__DATASET EXCERPTS__:
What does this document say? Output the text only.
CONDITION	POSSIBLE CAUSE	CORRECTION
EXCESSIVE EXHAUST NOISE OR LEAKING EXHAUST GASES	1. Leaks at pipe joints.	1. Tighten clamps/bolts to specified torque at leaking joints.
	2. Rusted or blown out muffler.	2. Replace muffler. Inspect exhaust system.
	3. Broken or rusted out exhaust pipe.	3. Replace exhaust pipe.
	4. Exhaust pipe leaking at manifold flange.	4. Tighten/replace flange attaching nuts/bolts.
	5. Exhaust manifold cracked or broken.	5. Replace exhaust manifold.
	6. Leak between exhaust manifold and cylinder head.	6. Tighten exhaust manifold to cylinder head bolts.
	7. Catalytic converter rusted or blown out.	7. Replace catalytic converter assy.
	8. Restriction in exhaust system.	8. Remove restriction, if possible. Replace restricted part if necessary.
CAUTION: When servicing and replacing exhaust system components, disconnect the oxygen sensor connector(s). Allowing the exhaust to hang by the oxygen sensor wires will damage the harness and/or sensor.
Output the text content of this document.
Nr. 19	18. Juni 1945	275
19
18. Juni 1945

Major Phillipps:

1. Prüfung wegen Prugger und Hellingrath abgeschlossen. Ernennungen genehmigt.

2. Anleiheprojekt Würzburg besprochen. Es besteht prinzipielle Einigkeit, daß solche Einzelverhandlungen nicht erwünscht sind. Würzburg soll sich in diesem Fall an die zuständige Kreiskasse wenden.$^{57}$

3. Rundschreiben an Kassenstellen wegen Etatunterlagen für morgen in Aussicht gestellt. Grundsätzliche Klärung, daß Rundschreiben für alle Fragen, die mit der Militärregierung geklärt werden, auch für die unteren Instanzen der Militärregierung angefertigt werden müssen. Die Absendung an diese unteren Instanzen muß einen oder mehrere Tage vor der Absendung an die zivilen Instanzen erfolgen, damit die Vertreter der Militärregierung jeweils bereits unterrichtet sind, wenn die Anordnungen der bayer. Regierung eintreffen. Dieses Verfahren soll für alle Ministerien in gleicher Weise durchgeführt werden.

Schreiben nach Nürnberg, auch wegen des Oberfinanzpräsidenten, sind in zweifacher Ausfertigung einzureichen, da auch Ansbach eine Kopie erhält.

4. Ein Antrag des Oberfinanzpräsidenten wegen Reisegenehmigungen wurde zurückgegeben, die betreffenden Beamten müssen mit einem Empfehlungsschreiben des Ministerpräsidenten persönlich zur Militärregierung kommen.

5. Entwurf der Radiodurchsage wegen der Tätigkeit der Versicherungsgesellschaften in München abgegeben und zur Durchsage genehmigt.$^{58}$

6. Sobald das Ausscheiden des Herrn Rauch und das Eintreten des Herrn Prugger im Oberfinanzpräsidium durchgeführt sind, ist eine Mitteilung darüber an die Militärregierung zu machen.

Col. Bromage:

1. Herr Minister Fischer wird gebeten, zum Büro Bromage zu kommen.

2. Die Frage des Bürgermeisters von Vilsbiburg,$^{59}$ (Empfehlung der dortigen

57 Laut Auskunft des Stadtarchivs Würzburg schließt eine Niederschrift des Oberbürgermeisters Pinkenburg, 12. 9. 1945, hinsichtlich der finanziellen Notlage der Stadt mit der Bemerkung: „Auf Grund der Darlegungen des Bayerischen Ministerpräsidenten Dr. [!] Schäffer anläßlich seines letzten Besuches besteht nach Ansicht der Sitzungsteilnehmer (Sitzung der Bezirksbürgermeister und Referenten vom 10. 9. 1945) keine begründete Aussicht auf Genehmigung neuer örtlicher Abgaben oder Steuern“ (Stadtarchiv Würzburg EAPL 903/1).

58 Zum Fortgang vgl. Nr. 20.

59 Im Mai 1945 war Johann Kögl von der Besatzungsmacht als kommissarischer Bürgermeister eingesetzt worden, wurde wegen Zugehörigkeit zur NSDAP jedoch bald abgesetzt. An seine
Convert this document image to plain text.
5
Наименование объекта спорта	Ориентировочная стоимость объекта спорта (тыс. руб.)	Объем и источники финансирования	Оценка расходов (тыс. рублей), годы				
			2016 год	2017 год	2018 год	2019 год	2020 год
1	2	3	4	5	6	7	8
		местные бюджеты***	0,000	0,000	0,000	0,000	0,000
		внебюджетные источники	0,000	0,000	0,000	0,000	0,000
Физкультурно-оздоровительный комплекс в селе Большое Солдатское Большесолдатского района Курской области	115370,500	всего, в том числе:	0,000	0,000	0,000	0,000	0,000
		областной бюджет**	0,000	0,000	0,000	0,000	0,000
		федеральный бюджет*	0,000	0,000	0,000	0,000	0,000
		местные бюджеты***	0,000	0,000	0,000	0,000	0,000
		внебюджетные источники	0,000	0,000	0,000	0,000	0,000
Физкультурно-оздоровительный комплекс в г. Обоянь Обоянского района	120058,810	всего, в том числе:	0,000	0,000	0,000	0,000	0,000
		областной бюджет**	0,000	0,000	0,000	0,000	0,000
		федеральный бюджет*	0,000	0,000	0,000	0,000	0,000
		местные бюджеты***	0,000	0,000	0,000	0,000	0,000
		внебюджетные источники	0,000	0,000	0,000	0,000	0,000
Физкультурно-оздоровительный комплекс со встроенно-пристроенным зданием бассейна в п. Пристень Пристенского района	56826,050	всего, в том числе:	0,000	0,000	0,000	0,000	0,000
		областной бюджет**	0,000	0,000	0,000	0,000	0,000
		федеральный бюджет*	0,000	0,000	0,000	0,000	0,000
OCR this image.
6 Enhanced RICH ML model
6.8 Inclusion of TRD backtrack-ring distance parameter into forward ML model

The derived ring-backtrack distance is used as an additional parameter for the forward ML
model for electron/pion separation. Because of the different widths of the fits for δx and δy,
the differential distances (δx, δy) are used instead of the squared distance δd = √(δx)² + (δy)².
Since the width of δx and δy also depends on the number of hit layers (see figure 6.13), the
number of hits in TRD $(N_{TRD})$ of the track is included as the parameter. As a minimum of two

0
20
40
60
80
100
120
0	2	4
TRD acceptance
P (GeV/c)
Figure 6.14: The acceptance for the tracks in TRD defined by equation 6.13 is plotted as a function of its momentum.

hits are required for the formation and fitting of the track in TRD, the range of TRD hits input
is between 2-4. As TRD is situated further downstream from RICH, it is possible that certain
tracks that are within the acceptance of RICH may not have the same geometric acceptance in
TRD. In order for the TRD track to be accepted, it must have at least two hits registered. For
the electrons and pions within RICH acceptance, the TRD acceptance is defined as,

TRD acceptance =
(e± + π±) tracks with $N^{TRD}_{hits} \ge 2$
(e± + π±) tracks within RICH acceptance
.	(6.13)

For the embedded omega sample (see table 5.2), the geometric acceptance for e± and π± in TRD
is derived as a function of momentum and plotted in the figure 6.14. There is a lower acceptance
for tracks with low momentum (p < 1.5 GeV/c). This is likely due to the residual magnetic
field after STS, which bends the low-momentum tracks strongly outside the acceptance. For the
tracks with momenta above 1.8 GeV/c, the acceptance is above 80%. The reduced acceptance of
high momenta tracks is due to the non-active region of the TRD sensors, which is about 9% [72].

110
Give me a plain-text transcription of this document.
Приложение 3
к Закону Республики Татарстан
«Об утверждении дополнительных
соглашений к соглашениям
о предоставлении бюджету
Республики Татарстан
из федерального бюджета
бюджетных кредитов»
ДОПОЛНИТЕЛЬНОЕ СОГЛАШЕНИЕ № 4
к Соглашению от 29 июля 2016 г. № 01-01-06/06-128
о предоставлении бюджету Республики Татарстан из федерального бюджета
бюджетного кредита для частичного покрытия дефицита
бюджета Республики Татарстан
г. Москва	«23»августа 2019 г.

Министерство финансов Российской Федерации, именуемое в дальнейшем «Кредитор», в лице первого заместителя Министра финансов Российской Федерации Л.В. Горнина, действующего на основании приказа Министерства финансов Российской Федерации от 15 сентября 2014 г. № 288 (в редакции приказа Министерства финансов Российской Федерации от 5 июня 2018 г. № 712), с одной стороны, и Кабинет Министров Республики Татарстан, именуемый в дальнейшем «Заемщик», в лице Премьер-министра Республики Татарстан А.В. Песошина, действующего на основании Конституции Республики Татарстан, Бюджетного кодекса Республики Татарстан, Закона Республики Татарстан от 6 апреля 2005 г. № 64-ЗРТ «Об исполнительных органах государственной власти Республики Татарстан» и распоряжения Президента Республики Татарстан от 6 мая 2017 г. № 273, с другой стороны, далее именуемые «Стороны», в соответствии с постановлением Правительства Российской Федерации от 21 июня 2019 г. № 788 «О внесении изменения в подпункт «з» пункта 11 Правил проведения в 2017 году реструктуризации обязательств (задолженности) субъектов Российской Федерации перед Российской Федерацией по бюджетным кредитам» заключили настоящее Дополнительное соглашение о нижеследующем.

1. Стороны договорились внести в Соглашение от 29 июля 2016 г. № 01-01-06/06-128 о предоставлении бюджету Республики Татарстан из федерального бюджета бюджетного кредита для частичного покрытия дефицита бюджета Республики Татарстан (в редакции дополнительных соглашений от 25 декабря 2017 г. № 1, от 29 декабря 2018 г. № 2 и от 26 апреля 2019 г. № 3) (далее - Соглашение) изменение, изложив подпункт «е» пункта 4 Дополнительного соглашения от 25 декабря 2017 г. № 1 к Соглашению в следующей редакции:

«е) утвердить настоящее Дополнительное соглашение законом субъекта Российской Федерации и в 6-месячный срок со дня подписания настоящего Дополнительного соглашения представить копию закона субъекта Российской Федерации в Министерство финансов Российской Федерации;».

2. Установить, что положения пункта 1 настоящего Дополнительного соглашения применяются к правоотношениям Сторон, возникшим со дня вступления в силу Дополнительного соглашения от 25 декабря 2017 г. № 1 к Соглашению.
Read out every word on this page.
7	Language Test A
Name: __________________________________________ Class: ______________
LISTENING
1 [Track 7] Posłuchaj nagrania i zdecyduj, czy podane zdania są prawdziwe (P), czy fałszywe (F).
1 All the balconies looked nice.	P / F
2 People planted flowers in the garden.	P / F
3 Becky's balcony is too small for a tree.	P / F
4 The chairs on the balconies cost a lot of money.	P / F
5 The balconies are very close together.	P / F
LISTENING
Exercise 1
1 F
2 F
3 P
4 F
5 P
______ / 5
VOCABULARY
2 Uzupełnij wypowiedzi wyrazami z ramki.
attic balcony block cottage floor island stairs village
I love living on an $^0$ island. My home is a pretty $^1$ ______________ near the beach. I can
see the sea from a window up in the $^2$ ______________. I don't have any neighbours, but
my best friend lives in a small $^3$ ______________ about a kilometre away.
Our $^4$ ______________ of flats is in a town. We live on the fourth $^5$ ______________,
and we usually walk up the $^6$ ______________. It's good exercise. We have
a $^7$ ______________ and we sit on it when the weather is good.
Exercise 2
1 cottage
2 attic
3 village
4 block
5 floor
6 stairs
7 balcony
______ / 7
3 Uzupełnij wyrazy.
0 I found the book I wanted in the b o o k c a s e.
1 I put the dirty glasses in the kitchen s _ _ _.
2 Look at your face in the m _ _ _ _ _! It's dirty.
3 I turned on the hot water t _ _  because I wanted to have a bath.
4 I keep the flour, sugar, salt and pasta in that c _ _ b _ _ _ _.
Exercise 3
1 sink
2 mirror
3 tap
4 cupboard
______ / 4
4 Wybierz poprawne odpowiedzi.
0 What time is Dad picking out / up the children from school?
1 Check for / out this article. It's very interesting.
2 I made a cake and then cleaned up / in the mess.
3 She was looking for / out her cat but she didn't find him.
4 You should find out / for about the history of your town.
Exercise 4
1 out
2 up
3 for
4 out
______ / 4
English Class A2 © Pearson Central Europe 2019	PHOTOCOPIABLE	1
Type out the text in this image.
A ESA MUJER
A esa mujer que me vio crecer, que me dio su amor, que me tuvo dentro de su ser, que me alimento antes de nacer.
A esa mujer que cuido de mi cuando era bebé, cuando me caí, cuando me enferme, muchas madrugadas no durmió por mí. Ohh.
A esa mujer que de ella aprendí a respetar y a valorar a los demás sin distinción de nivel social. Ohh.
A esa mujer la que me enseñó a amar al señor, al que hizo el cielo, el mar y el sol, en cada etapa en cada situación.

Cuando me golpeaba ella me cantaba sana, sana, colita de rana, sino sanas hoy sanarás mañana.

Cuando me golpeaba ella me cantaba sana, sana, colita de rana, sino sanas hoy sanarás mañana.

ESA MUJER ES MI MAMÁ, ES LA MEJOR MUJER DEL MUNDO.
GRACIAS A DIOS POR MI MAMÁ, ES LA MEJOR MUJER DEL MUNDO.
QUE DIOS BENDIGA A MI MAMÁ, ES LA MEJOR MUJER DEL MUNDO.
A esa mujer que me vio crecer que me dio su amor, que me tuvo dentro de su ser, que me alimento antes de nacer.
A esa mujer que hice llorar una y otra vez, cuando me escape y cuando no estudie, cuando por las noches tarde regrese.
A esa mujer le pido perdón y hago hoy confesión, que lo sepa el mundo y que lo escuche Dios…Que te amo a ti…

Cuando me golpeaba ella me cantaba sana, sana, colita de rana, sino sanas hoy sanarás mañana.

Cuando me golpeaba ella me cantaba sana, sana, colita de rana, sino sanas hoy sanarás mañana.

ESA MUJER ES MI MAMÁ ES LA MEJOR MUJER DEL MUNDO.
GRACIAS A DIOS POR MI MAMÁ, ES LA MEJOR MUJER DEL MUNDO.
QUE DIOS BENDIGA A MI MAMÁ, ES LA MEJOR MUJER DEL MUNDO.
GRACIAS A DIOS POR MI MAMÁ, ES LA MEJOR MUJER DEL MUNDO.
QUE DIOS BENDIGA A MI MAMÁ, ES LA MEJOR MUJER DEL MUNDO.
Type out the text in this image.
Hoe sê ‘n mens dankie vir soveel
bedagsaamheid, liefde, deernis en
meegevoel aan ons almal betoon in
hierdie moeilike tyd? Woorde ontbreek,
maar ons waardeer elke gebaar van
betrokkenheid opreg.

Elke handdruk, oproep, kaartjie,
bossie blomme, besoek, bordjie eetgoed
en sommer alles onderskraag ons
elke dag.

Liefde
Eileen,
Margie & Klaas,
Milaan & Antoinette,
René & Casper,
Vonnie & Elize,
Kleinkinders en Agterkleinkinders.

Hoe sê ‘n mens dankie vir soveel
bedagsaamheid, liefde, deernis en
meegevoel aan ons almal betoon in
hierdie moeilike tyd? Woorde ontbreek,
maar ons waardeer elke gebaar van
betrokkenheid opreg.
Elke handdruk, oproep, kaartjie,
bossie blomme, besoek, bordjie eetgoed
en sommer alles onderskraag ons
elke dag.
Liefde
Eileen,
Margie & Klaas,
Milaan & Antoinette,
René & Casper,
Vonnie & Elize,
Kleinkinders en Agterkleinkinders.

__GOAL__: Extract each line holding the word "blown" from the records.

__WRITTEN RESPONSE__:
	2. Rusted or blown out muffler.	2. Replace muffler. Inspect exhaust system.
	7. Catalytic converter rusted or blown out.	7. Replace catalytic converter assy.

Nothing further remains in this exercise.